_What you should do_
Scan the records below for the word "Neuroticism" and give only the number of lines that hold it.

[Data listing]
* * *
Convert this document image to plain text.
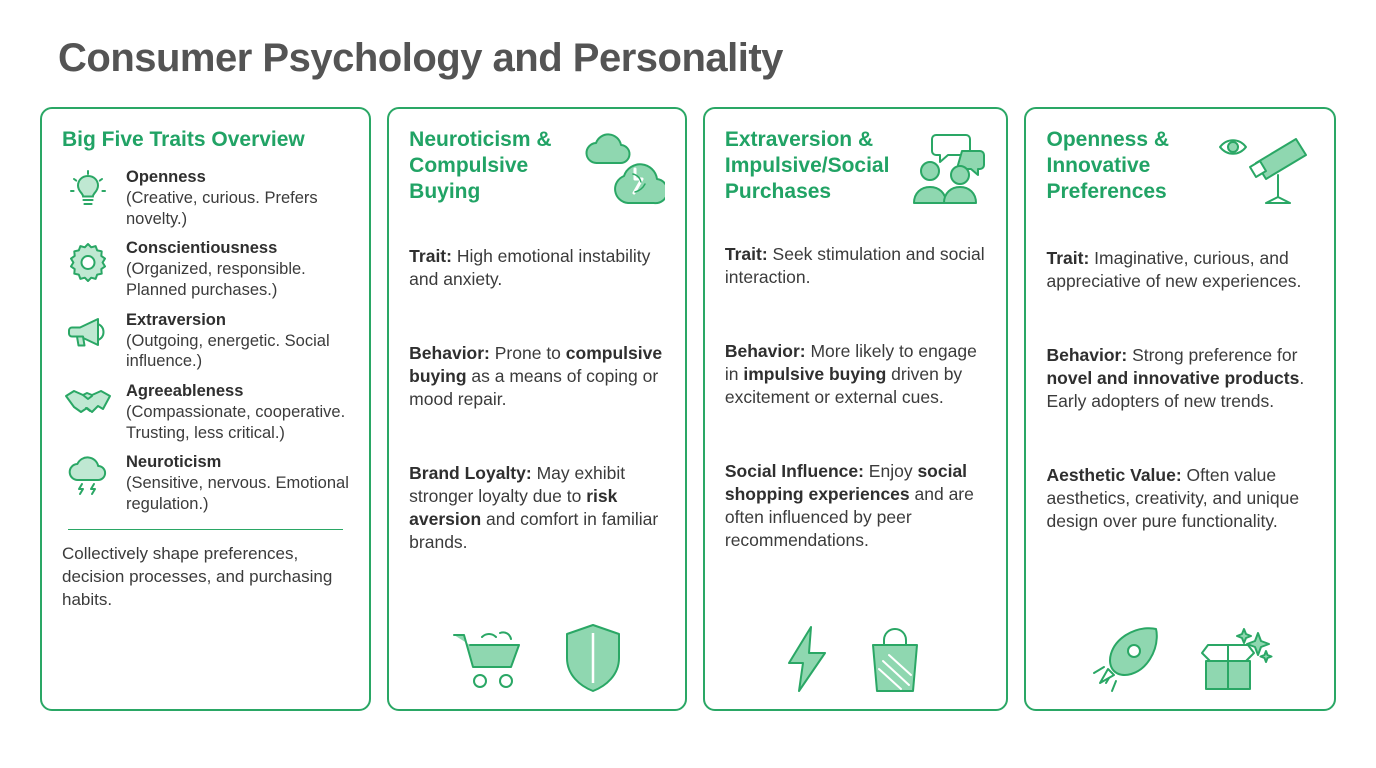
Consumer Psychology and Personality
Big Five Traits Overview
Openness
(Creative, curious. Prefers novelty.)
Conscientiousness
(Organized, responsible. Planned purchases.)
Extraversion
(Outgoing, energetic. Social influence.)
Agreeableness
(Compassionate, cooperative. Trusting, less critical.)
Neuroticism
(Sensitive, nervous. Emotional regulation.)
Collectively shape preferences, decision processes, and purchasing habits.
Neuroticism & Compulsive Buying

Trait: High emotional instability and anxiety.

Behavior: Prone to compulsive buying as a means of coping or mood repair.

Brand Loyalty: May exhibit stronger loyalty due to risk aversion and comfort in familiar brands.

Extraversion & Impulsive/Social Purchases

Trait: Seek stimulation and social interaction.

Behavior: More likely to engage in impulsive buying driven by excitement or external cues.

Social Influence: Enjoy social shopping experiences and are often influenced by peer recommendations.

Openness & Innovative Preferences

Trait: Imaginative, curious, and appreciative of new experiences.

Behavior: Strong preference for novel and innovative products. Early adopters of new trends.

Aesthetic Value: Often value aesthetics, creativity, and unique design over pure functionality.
* * *
_Exercise answer_
2